* _Set problem_: The required output is a single number: how many lines of the material contain the string "that".

(Stored records)
____

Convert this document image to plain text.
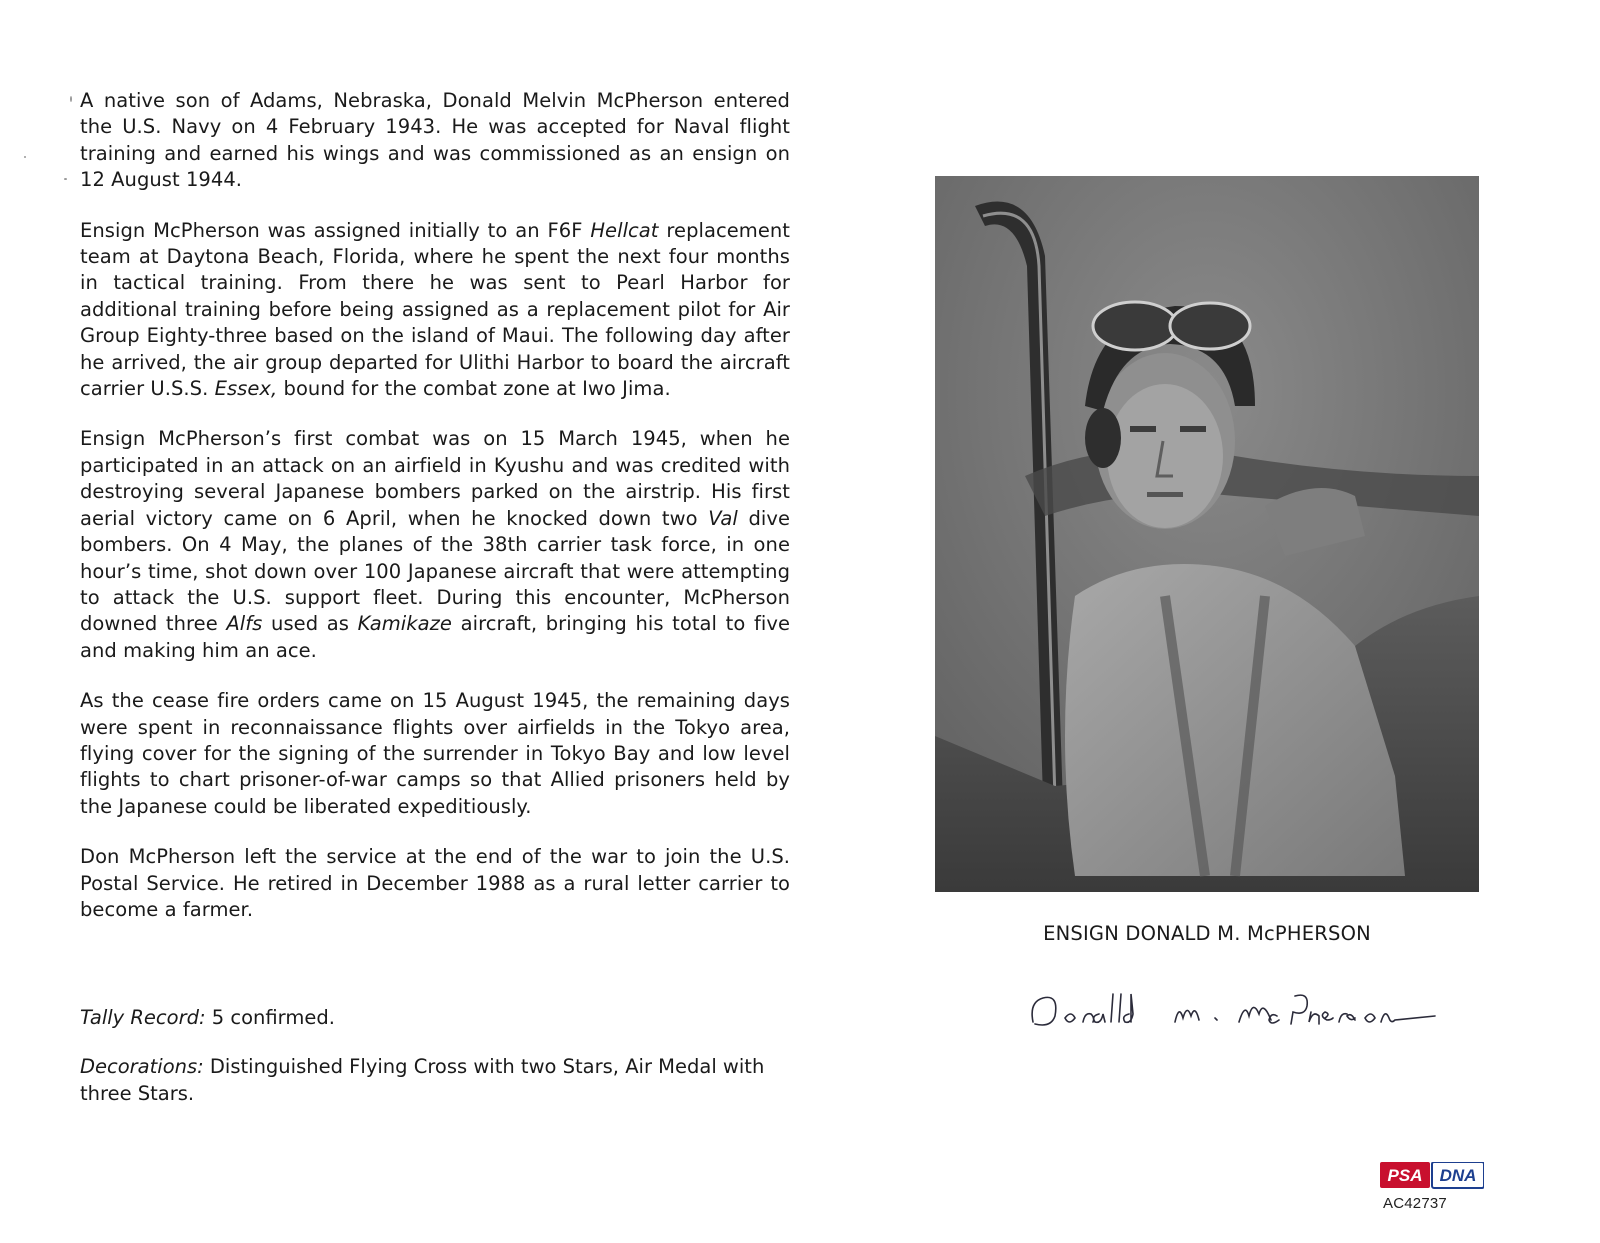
A native son of Adams, Nebraska, Donald Melvin McPherson entered the U.S. Navy on 4 February 1943. He was accepted for Naval flight training and earned his wings and was commissioned as an ensign on 12 August 1944.

Ensign McPherson was assigned initially to an F6F Hellcat replacement team at Daytona Beach, Florida, where he spent the next four months in tactical training. From there he was sent to Pearl Harbor for additional training before being assigned as a replacement pilot for Air Group Eighty-three based on the island of Maui. The following day after he arrived, the air group departed for Ulithi Harbor to board the aircraft carrier U.S.S. Essex, bound for the combat zone at Iwo Jima.

Ensign McPherson’s first combat was on 15 March 1945, when he participated in an attack on an airfield in Kyushu and was credited with destroying several Japanese bombers parked on the airstrip. His first aerial victory came on 6 April, when he knocked down two Val dive bombers. On 4 May, the planes of the 38th carrier task force, in one hour’s time, shot down over 100 Japanese aircraft that were attempting to attack the U.S. support fleet. During this encounter, McPherson downed three Alfs used as Kamikaze aircraft, bringing his total to five and making him an ace.

As the cease fire orders came on 15 August 1945, the remaining days were spent in reconnaissance flights over airfields in the Tokyo area, flying cover for the signing of the surrender in Tokyo Bay and low level flights to chart prisoner-of-war camps so that Allied prisoners held by the Japanese could be liberated expeditiously.

Don McPherson left the service at the end of the war to join the U.S. Postal Service. He retired in December 1988 as a rural letter carrier to become a farmer.

Tally Record: 5 confirmed.

Decorations: Distinguished Flying Cross with two Stars, Air Medal with three Stars.

ENSIGN DONALD M. McPHERSON
PSA DNA
AC42737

____

* _Written answer_: 2